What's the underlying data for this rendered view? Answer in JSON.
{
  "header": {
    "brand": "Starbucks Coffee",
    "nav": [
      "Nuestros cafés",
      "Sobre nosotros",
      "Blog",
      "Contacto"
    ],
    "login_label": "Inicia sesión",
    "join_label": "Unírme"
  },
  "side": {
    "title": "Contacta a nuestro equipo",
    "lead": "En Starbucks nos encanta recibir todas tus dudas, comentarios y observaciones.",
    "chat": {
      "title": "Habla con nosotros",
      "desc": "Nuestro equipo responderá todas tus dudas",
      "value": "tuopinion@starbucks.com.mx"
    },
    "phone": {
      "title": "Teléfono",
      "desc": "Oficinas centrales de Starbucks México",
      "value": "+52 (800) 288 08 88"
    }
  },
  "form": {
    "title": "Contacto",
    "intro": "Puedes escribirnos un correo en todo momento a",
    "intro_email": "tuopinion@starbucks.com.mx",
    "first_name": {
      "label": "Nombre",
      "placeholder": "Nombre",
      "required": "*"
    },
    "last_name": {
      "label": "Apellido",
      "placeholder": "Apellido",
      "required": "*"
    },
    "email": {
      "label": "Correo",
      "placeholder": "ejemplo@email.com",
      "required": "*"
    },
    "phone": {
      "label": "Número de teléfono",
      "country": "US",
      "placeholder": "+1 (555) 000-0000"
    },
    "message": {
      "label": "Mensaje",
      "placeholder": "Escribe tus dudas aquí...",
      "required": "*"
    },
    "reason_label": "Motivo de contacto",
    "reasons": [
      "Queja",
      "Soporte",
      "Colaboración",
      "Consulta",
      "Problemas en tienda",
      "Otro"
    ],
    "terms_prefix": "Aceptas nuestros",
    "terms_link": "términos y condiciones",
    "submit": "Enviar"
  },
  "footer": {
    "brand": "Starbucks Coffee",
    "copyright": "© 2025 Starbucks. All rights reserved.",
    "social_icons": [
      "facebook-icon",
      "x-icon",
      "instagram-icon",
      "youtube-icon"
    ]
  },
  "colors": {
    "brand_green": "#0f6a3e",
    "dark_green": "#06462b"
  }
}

### Work instructions:
Copy out each record exactly as given, omitting none.

### Result:
What's the underlying data for this rendered view? Answer in JSON.
{
  "header": {
    "brand": "Starbucks Coffee",
    "nav": [
      "Nuestros cafés",
      "Sobre nosotros",
      "Blog",
      "Contacto"
    ],
    "login_label": "Inicia sesión",
    "join_label": "Unírme"
  },
  "side": {
    "title": "Contacta a nuestro equipo",
    "lead": "En Starbucks nos encanta recibir todas tus dudas, comentarios y observaciones.",
    "chat": {
      "title": "Habla con nosotros",
      "desc": "Nuestro equipo responderá todas tus dudas",
      "value": "tuopinion@starbucks.com.mx"
    },
    "phone": {
      "title": "Teléfono",
      "desc": "Oficinas centrales de Starbucks México",
      "value": "+52 (800) 288 08 88"
    }
  },
  "form": {
    "title": "Contacto",
    "intro": "Puedes escribirnos un correo en todo momento a",
    "intro_email": "tuopinion@starbucks.com.mx",
    "first_name": {
      "label": "Nombre",
      "placeholder": "Nombre",
      "required": "*"
    },
    "last_name": {
      "label": "Apellido",
      "placeholder": "Apellido",
      "required": "*"
    },
    "email": {
      "label": "Correo",
      "placeholder": "ejemplo@email.com",
      "required": "*"
    },
    "phone": {
      "label": "Número de teléfono",
      "country": "US",
      "placeholder": "+1 (555) 000-0000"
    },
    "message": {
      "label": "Mensaje",
      "placeholder": "Escribe tus dudas aquí...",
      "required": "*"
    },
    "reason_label": "Motivo de contacto",
    "reasons": [
      "Queja",
      "Soporte",
      "Colaboración",
      "Consulta",
      "Problemas en tienda",
      "Otro"
    ],
    "terms_prefix": "Aceptas nuestros",
    "terms_link": "términos y condiciones",
    "submit": "Enviar"
  },
  "footer": {
    "brand": "Starbucks Coffee",
    "copyright": "© 2025 Starbucks. All rights reserved.",
    "social_icons": [
      "facebook-icon",
      "x-icon",
      "instagram-icon",
      "youtube-icon"
    ]
  },
  "colors": {
    "brand_green": "#0f6a3e",
    "dark_green": "#06462b"
  }
}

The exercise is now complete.